((

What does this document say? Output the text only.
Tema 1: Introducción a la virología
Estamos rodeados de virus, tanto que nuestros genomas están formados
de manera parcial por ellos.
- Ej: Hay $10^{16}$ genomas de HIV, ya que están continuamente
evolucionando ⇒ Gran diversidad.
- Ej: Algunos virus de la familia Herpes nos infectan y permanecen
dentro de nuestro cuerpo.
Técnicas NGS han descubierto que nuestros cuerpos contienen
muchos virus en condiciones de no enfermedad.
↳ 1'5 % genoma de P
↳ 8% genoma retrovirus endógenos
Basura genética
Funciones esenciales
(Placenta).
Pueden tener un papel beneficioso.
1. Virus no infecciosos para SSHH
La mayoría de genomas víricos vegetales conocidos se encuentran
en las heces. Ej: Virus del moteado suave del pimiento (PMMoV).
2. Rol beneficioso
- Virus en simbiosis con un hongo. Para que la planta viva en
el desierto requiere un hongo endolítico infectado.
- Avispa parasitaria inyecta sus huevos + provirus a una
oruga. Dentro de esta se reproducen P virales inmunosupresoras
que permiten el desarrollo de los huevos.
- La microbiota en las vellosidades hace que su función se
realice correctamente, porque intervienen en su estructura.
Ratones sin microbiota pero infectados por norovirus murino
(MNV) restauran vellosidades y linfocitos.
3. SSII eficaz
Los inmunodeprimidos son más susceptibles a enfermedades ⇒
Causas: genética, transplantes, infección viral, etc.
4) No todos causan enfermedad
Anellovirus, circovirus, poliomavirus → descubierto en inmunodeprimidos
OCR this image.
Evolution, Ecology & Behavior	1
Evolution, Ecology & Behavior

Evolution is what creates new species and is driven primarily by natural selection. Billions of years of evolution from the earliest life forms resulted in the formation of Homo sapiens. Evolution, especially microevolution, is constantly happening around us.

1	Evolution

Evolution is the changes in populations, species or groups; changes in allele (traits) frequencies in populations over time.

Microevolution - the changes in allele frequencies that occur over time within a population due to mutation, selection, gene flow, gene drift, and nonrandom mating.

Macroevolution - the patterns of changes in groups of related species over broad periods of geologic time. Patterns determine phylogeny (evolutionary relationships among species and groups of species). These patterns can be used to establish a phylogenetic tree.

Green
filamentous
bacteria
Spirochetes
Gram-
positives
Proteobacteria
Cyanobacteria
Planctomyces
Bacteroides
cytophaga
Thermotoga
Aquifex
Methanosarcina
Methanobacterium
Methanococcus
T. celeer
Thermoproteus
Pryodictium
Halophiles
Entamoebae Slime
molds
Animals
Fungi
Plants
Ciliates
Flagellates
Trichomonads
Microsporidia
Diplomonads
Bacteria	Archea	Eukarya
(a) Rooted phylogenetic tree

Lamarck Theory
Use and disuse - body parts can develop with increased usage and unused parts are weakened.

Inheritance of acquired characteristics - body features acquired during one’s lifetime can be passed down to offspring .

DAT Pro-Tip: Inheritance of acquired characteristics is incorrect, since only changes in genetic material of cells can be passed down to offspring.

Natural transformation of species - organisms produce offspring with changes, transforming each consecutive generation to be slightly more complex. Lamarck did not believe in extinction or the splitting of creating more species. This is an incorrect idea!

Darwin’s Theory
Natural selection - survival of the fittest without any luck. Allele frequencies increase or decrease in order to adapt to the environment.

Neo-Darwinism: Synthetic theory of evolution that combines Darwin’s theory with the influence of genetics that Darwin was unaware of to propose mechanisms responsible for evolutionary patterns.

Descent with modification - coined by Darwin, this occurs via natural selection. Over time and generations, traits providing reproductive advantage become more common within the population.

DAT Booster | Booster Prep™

))

### YOUR GOAL
Output all of the material exactly as written.

### OUTPUT
What does this document say? Output the text only.
Tema 1: Introducción a la virología
Estamos rodeados de virus, tanto que nuestros genomas están formados
de manera parcial por ellos.
- Ej: Hay $10^{16}$ genomas de HIV, ya que están continuamente
evolucionando ⇒ Gran diversidad.
- Ej: Algunos virus de la familia Herpes nos infectan y permanecen
dentro de nuestro cuerpo.
Técnicas NGS han descubierto que nuestros cuerpos contienen
muchos virus en condiciones de no enfermedad.
↳ 1'5 % genoma de P
↳ 8% genoma retrovirus endógenos
Basura genética
Funciones esenciales
(Placenta).
Pueden tener un papel beneficioso.
1. Virus no infecciosos para SSHH
La mayoría de genomas víricos vegetales conocidos se encuentran
en las heces. Ej: Virus del moteado suave del pimiento (PMMoV).
2. Rol beneficioso
- Virus en simbiosis con un hongo. Para que la planta viva en
el desierto requiere un hongo endolítico infectado.
- Avispa parasitaria inyecta sus huevos + provirus a una
oruga. Dentro de esta se reproducen P virales inmunosupresoras
que permiten el desarrollo de los huevos.
- La microbiota en las vellosidades hace que su función se
realice correctamente, porque intervienen en su estructura.
Ratones sin microbiota pero infectados por norovirus murino
(MNV) restauran vellosidades y linfocitos.
3. SSII eficaz
Los inmunodeprimidos son más susceptibles a enfermedades ⇒
Causas: genética, transplantes, infección viral, etc.
4) No todos causan enfermedad
Anellovirus, circovirus, poliomavirus → descubierto en inmunodeprimidos
OCR this image.
Evolution, Ecology & Behavior	1
Evolution, Ecology & Behavior

Evolution is what creates new species and is driven primarily by natural selection. Billions of years of evolution from the earliest life forms resulted in the formation of Homo sapiens. Evolution, especially microevolution, is constantly happening around us.

1	Evolution

Evolution is the changes in populations, species or groups; changes in allele (traits) frequencies in populations over time.

Microevolution - the changes in allele frequencies that occur over time within a population due to mutation, selection, gene flow, gene drift, and nonrandom mating.

Macroevolution - the patterns of changes in groups of related species over broad periods of geologic time. Patterns determine phylogeny (evolutionary relationships among species and groups of species). These patterns can be used to establish a phylogenetic tree.

Green
filamentous
bacteria
Spirochetes
Gram-
positives
Proteobacteria
Cyanobacteria
Planctomyces
Bacteroides
cytophaga
Thermotoga
Aquifex
Methanosarcina
Methanobacterium
Methanococcus
T. celeer
Thermoproteus
Pryodictium
Halophiles
Entamoebae Slime
molds
Animals
Fungi
Plants
Ciliates
Flagellates
Trichomonads
Microsporidia
Diplomonads
Bacteria	Archea	Eukarya
(a) Rooted phylogenetic tree

Lamarck Theory
Use and disuse - body parts can develop with increased usage and unused parts are weakened.

Inheritance of acquired characteristics - body features acquired during one’s lifetime can be passed down to offspring .

DAT Pro-Tip: Inheritance of acquired characteristics is incorrect, since only changes in genetic material of cells can be passed down to offspring.

Natural transformation of species - organisms produce offspring with changes, transforming each consecutive generation to be slightly more complex. Lamarck did not believe in extinction or the splitting of creating more species. This is an incorrect idea!

Darwin’s Theory
Natural selection - survival of the fittest without any luck. Allele frequencies increase or decrease in order to adapt to the environment.

Neo-Darwinism: Synthetic theory of evolution that combines Darwin’s theory with the influence of genetics that Darwin was unaware of to propose mechanisms responsible for evolutionary patterns.

Descent with modification - coined by Darwin, this occurs via natural selection. Over time and generations, traits providing reproductive advantage become more common within the population.

DAT Booster | Booster Prep™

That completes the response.